(Data entries)
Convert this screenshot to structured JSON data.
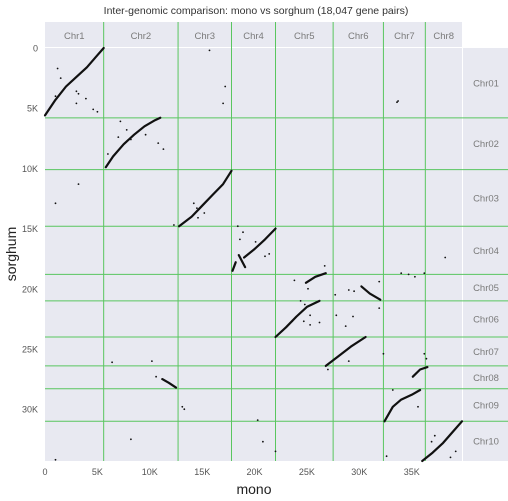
{
  "chart_data": {
    "type": "scatter",
    "title": "Inter-genomic comparison: mono vs sorghum (18,047 gene pairs)",
    "xlabel": "mono",
    "ylabel": "sorghum",
    "xlim": [
      0,
      39800
    ],
    "ylim": [
      0,
      34300
    ],
    "y_inverted": true,
    "grid": true,
    "x_ticks": [
      {
        "value": 0,
        "label": "0"
      },
      {
        "value": 5000,
        "label": "5K"
      },
      {
        "value": 10000,
        "label": "10K"
      },
      {
        "value": 15000,
        "label": "15K"
      },
      {
        "value": 20000,
        "label": "20K"
      },
      {
        "value": 25000,
        "label": "25K"
      },
      {
        "value": 30000,
        "label": "30K"
      },
      {
        "value": 35000,
        "label": "35K"
      }
    ],
    "y_ticks": [
      {
        "value": 0,
        "label": "0"
      },
      {
        "value": 5000,
        "label": "5K"
      },
      {
        "value": 10000,
        "label": "10K"
      },
      {
        "value": 15000,
        "label": "15K"
      },
      {
        "value": 20000,
        "label": "20K"
      },
      {
        "value": 25000,
        "label": "25K"
      },
      {
        "value": 30000,
        "label": "30K"
      }
    ],
    "x_chromosomes": [
      {
        "name": "Chr1",
        "start": 0,
        "end": 5600
      },
      {
        "name": "Chr2",
        "start": 5600,
        "end": 12700
      },
      {
        "name": "Chr3",
        "start": 12700,
        "end": 17800
      },
      {
        "name": "Chr4",
        "start": 17800,
        "end": 22000
      },
      {
        "name": "Chr5",
        "start": 22000,
        "end": 27500
      },
      {
        "name": "Chr6",
        "start": 27500,
        "end": 32300
      },
      {
        "name": "Chr7",
        "start": 32300,
        "end": 36300
      },
      {
        "name": "Chr8",
        "start": 36300,
        "end": 39800
      }
    ],
    "y_chromosomes": [
      {
        "name": "Chr01",
        "start": 0,
        "end": 5800
      },
      {
        "name": "Chr02",
        "start": 5800,
        "end": 10100
      },
      {
        "name": "Chr03",
        "start": 10100,
        "end": 14800
      },
      {
        "name": "Chr04",
        "start": 14800,
        "end": 18800
      },
      {
        "name": "Chr05",
        "start": 18800,
        "end": 21000
      },
      {
        "name": "Chr06",
        "start": 21000,
        "end": 24000
      },
      {
        "name": "Chr07",
        "start": 24000,
        "end": 26400
      },
      {
        "name": "Chr08",
        "start": 26400,
        "end": 28300
      },
      {
        "name": "Chr09",
        "start": 28300,
        "end": 31000
      },
      {
        "name": "Chr10",
        "start": 31000,
        "end": 34300
      }
    ],
    "synteny_blocks": [
      {
        "x": [
          0,
          1000,
          2000,
          3000,
          4000,
          5000,
          5600
        ],
        "y": [
          5600,
          4300,
          3200,
          2400,
          1600,
          600,
          0
        ]
      },
      {
        "x": [
          5800,
          6500,
          7500,
          8500,
          9500,
          10500,
          11000
        ],
        "y": [
          9900,
          9000,
          8000,
          7200,
          6500,
          6000,
          5800
        ]
      },
      {
        "x": [
          12800,
          14000,
          15000,
          16000,
          17000,
          17800
        ],
        "y": [
          14800,
          14000,
          13100,
          12200,
          11300,
          10200
        ]
      },
      {
        "x": [
          19000,
          20000,
          21000,
          22000
        ],
        "y": [
          17400,
          16700,
          15900,
          15000
        ]
      },
      {
        "x": [
          17900,
          18200
        ],
        "y": [
          18500,
          17800
        ]
      },
      {
        "x": [
          18500,
          19100
        ],
        "y": [
          17200,
          18200
        ]
      },
      {
        "x": [
          24900,
          25800,
          26800
        ],
        "y": [
          19500,
          19000,
          18700
        ]
      },
      {
        "x": [
          22000,
          23000,
          24000,
          25000,
          26200
        ],
        "y": [
          24000,
          23200,
          22300,
          21500,
          21000
        ]
      },
      {
        "x": [
          30200,
          31000,
          32000
        ],
        "y": [
          19800,
          20400,
          20900
        ]
      },
      {
        "x": [
          26800,
          28000,
          29200,
          30600
        ],
        "y": [
          26400,
          25600,
          24800,
          24000
        ]
      },
      {
        "x": [
          11200,
          11800,
          12500
        ],
        "y": [
          27500,
          27800,
          28200
        ]
      },
      {
        "x": [
          32400,
          33200,
          34000,
          35000,
          35800
        ],
        "y": [
          31000,
          29800,
          29200,
          28800,
          28400
        ]
      },
      {
        "x": [
          35100,
          35800,
          36500
        ],
        "y": [
          27300,
          26700,
          26500
        ]
      },
      {
        "x": [
          36000,
          37000,
          38000,
          39000,
          39800
        ],
        "y": [
          34300,
          33600,
          32800,
          31800,
          31000
        ]
      }
    ],
    "scatter_points": [
      [
        1200,
        1700
      ],
      [
        1500,
        2500
      ],
      [
        2500,
        2800
      ],
      [
        3000,
        3600
      ],
      [
        3200,
        3800
      ],
      [
        1000,
        4000
      ],
      [
        3900,
        4200
      ],
      [
        3000,
        4600
      ],
      [
        4600,
        5100
      ],
      [
        5000,
        5300
      ],
      [
        7200,
        6100
      ],
      [
        7800,
        6800
      ],
      [
        7000,
        7400
      ],
      [
        8200,
        7600
      ],
      [
        9600,
        7200
      ],
      [
        10800,
        7900
      ],
      [
        11300,
        8400
      ],
      [
        6000,
        8800
      ],
      [
        3200,
        11300
      ],
      [
        1000,
        12900
      ],
      [
        14200,
        12900
      ],
      [
        14500,
        13300
      ],
      [
        15200,
        13700
      ],
      [
        14600,
        14100
      ],
      [
        12300,
        14700
      ],
      [
        15700,
        200
      ],
      [
        17200,
        3200
      ],
      [
        17000,
        4600
      ],
      [
        33700,
        4400
      ],
      [
        18400,
        14800
      ],
      [
        18900,
        15300
      ],
      [
        18600,
        15900
      ],
      [
        20100,
        16100
      ],
      [
        21000,
        17300
      ],
      [
        21400,
        17100
      ],
      [
        20800,
        32700
      ],
      [
        22000,
        33500
      ],
      [
        20300,
        30900
      ],
      [
        23800,
        19300
      ],
      [
        25100,
        20000
      ],
      [
        24400,
        21000
      ],
      [
        24800,
        21300
      ],
      [
        25300,
        22200
      ],
      [
        23600,
        22700
      ],
      [
        24700,
        22700
      ],
      [
        25300,
        23000
      ],
      [
        26200,
        22800
      ],
      [
        26700,
        18100
      ],
      [
        27700,
        20500
      ],
      [
        29000,
        20100
      ],
      [
        29500,
        20200
      ],
      [
        31900,
        19400
      ],
      [
        31900,
        21600
      ],
      [
        28700,
        23100
      ],
      [
        27800,
        22200
      ],
      [
        29400,
        22300
      ],
      [
        32300,
        25400
      ],
      [
        27000,
        26700
      ],
      [
        29000,
        26000
      ],
      [
        33600,
        4500
      ],
      [
        34000,
        18700
      ],
      [
        34700,
        18800
      ],
      [
        35300,
        19000
      ],
      [
        36200,
        18700
      ],
      [
        38200,
        17400
      ],
      [
        32600,
        33900
      ],
      [
        36200,
        25400
      ],
      [
        36400,
        25800
      ],
      [
        35600,
        29800
      ],
      [
        33200,
        28400
      ],
      [
        37200,
        32200
      ],
      [
        38700,
        34000
      ],
      [
        39200,
        33500
      ],
      [
        36900,
        32700
      ],
      [
        8200,
        32500
      ],
      [
        6400,
        26100
      ],
      [
        10200,
        26000
      ],
      [
        10600,
        27300
      ],
      [
        13100,
        29800
      ],
      [
        13300,
        30000
      ],
      [
        1000,
        34200
      ]
    ]
  }
}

*Task brief*
State the number of lines in the data that include the string "sorghum", and add nothing else.

*Response to this task*
2